→ OBJECTIVE: In the listing below, identify each line with the word "amplitude" and return those lines.

RECORD EXTRACTS start

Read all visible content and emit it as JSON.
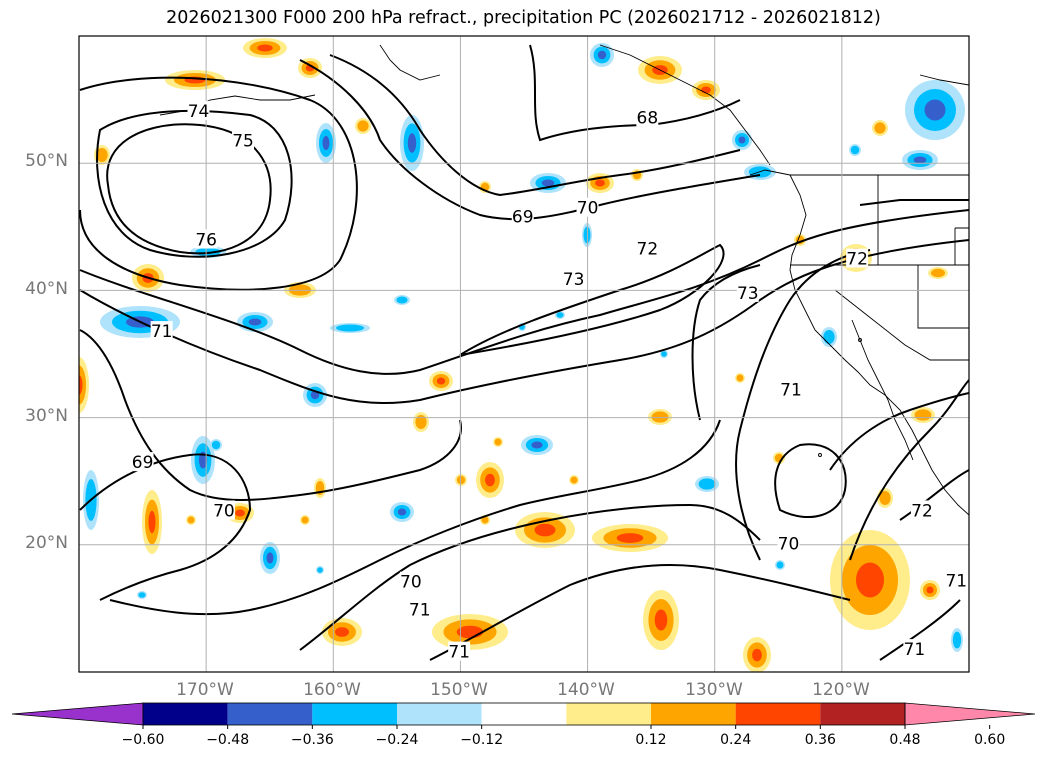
{
  "title": "2026021300 F000 200 hPa refract., precipitation PC (2026021712 - 2026021812)",
  "map": {
    "projection": "equirectangular",
    "lon_range": [
      -180,
      -110
    ],
    "lat_range": [
      10,
      60
    ],
    "grid": true,
    "lat_labels": [
      "50°N",
      "40°N",
      "30°N",
      "20°N"
    ],
    "lon_labels": [
      "170°W",
      "160°W",
      "150°W",
      "140°W",
      "130°W",
      "120°W"
    ]
  },
  "contours": {
    "field": "200 hPa refractivity",
    "labels": [
      {
        "text": "74",
        "lon": -170.6,
        "lat": 54.1
      },
      {
        "text": "75",
        "lon": -167.1,
        "lat": 51.8
      },
      {
        "text": "76",
        "lon": -170.0,
        "lat": 44.0
      },
      {
        "text": "68",
        "lon": -135.3,
        "lat": 53.6
      },
      {
        "text": "69",
        "lon": -145.1,
        "lat": 45.8
      },
      {
        "text": "70",
        "lon": -140.0,
        "lat": 46.5
      },
      {
        "text": "72",
        "lon": -135.3,
        "lat": 43.3
      },
      {
        "text": "73",
        "lon": -141.1,
        "lat": 40.9
      },
      {
        "text": "73",
        "lon": -127.4,
        "lat": 39.8
      },
      {
        "text": "72",
        "lon": -118.8,
        "lat": 42.5
      },
      {
        "text": "71",
        "lon": -124.0,
        "lat": 32.2
      },
      {
        "text": "70",
        "lon": -124.2,
        "lat": 20.1
      },
      {
        "text": "72",
        "lon": -113.7,
        "lat": 22.7
      },
      {
        "text": "71",
        "lon": -111.0,
        "lat": 17.2
      },
      {
        "text": "71",
        "lon": -114.3,
        "lat": 11.8
      },
      {
        "text": "71",
        "lon": -173.5,
        "lat": 36.8
      },
      {
        "text": "69",
        "lon": -175.0,
        "lat": 26.5
      },
      {
        "text": "70",
        "lon": -168.6,
        "lat": 22.7
      },
      {
        "text": "70",
        "lon": -153.9,
        "lat": 17.1
      },
      {
        "text": "71",
        "lon": -153.2,
        "lat": 14.9
      },
      {
        "text": "71",
        "lon": -150.1,
        "lat": 11.6
      }
    ]
  },
  "colorbar": {
    "ticks": [
      "−0.60",
      "−0.48",
      "−0.36",
      "−0.24",
      "−0.12",
      "0.12",
      "0.24",
      "0.36",
      "0.48",
      "0.60"
    ],
    "colors": [
      "#9932cc",
      "#00008b",
      "#3560cc",
      "#00bfff",
      "#aee3fb",
      "#ffffff",
      "#ffec8b",
      "#ffa500",
      "#ff4500",
      "#b22222",
      "#ff88aa"
    ]
  },
  "precip_colors": {
    "neg_light": "#aee3fb",
    "neg_mid": "#00bfff",
    "neg_dark": "#3560cc",
    "pos_light": "#ffec8b",
    "pos_mid": "#ffa500",
    "pos_dark": "#ff4500"
  }
}
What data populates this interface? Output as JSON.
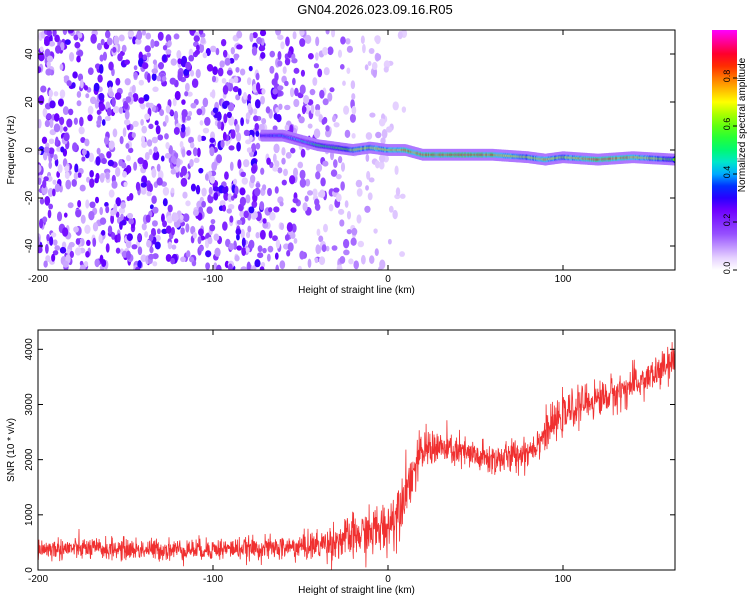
{
  "title": "GN04.2026.023.09.16.R05",
  "chart_data": [
    {
      "type": "heatmap",
      "xlabel": "Height of straight line (km)",
      "ylabel": "Frequency (Hz)",
      "xlim": [
        -200,
        164
      ],
      "ylim": [
        -50,
        50
      ],
      "xticks": [
        -200,
        -100,
        0,
        100
      ],
      "yticks": [
        -40,
        -20,
        0,
        20,
        40
      ],
      "xtick_labels": [
        "-200",
        "-100",
        "0",
        "100"
      ],
      "ytick_labels": [
        "-40",
        "-20",
        "0",
        "20",
        "40"
      ],
      "colorbar": {
        "label": "Normalized spectral amplitude",
        "range": [
          0,
          1
        ],
        "ticks": [
          0.0,
          0.2,
          0.4,
          0.6,
          0.8
        ],
        "tick_labels": [
          "0.0",
          "0.2",
          "0.4",
          "0.6",
          "0.8"
        ],
        "colors": [
          "#ffffff",
          "#7b00ff",
          "#0000ff",
          "#00ffff",
          "#00ff00",
          "#ffff00",
          "#ff8000",
          "#ff0000",
          "#ff00ff"
        ]
      },
      "ridge": {
        "description_values": "frequency of peak amplitude vs height",
        "x": [
          -70,
          -60,
          -50,
          -40,
          -30,
          -20,
          -10,
          0,
          10,
          20,
          40,
          60,
          80,
          90,
          100,
          120,
          140,
          164
        ],
        "y": [
          6,
          6,
          4,
          2,
          1,
          0,
          1,
          0,
          0,
          -2,
          -2,
          -2,
          -3,
          -4,
          -3,
          -4,
          -3,
          -4
        ],
        "amplitude": [
          0.35,
          0.4,
          0.45,
          0.55,
          0.6,
          0.7,
          0.75,
          0.8,
          0.85,
          0.9,
          0.95,
          0.9,
          0.7,
          0.85,
          0.7,
          0.95,
          0.85,
          0.6
        ]
      },
      "noise_region": {
        "x": [
          -200,
          -30
        ],
        "amplitude": [
          0.0,
          0.25
        ]
      }
    },
    {
      "type": "line",
      "xlabel": "Height of straight line (km)",
      "ylabel": "SNR (10 * v/v)",
      "xlim": [
        -200,
        164
      ],
      "ylim": [
        0,
        4350
      ],
      "xticks": [
        -200,
        -100,
        0,
        100
      ],
      "yticks": [
        0,
        1000,
        2000,
        3000,
        4000
      ],
      "xtick_labels": [
        "-200",
        "-100",
        "0",
        "100"
      ],
      "ytick_labels": [
        "0",
        "1000",
        "2000",
        "3000",
        "4000"
      ],
      "color": "#f03030",
      "series": [
        {
          "name": "SNR",
          "x": [
            -200,
            -180,
            -160,
            -140,
            -120,
            -100,
            -80,
            -60,
            -50,
            -40,
            -30,
            -20,
            -10,
            0,
            5,
            10,
            15,
            20,
            25,
            30,
            40,
            50,
            60,
            70,
            80,
            85,
            90,
            100,
            110,
            120,
            130,
            140,
            150,
            160,
            164
          ],
          "y": [
            380,
            390,
            380,
            370,
            370,
            380,
            390,
            400,
            420,
            450,
            520,
            600,
            680,
            800,
            1050,
            1500,
            1800,
            2150,
            2250,
            2200,
            2150,
            2050,
            2000,
            2050,
            2150,
            2300,
            2500,
            2800,
            3000,
            3100,
            3200,
            3350,
            3500,
            3700,
            3800
          ],
          "noise": [
            180,
            180,
            180,
            180,
            180,
            180,
            180,
            200,
            220,
            260,
            320,
            360,
            400,
            450,
            500,
            450,
            400,
            350,
            320,
            300,
            280,
            280,
            280,
            280,
            280,
            280,
            300,
            300,
            300,
            300,
            300,
            300,
            300,
            300,
            300
          ]
        }
      ]
    }
  ]
}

RECORD EXTRACTS end

→ COMPLETE OUTPUT:
        "label": "Normalized spectral amplitude",
        "description_values": "frequency of peak amplitude vs height",
        "amplitude": [
        "amplitude": [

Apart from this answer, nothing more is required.